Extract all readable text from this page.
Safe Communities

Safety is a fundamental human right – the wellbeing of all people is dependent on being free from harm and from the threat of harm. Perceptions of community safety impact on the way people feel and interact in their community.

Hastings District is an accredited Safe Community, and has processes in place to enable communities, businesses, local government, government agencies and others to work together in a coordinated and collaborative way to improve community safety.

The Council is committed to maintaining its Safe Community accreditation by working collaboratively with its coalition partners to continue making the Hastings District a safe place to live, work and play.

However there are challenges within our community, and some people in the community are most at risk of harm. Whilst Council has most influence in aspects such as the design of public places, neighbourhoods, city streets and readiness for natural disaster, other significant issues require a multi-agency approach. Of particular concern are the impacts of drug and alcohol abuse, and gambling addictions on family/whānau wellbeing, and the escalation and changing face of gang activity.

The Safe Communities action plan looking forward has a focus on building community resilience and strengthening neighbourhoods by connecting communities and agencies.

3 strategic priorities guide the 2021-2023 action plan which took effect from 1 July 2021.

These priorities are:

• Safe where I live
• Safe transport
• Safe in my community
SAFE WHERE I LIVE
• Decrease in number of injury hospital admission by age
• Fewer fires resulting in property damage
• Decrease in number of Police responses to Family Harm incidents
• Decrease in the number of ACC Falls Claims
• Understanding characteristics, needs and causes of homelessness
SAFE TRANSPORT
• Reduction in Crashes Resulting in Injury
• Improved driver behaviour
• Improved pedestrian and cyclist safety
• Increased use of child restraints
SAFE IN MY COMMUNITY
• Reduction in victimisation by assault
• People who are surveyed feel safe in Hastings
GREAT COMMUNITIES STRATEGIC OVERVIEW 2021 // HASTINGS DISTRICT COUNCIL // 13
------------------------------------------------------------------------
**Task description**
List each line in the listing that contains the string "action".

**Finished task**
The Safe Communities action plan looking forward has a focus on building community resilience and strengthening neighbourhoods by connecting communities and agencies.
3 strategic priorities guide the 2021-2023 action plan which took effect from 1 July 2021.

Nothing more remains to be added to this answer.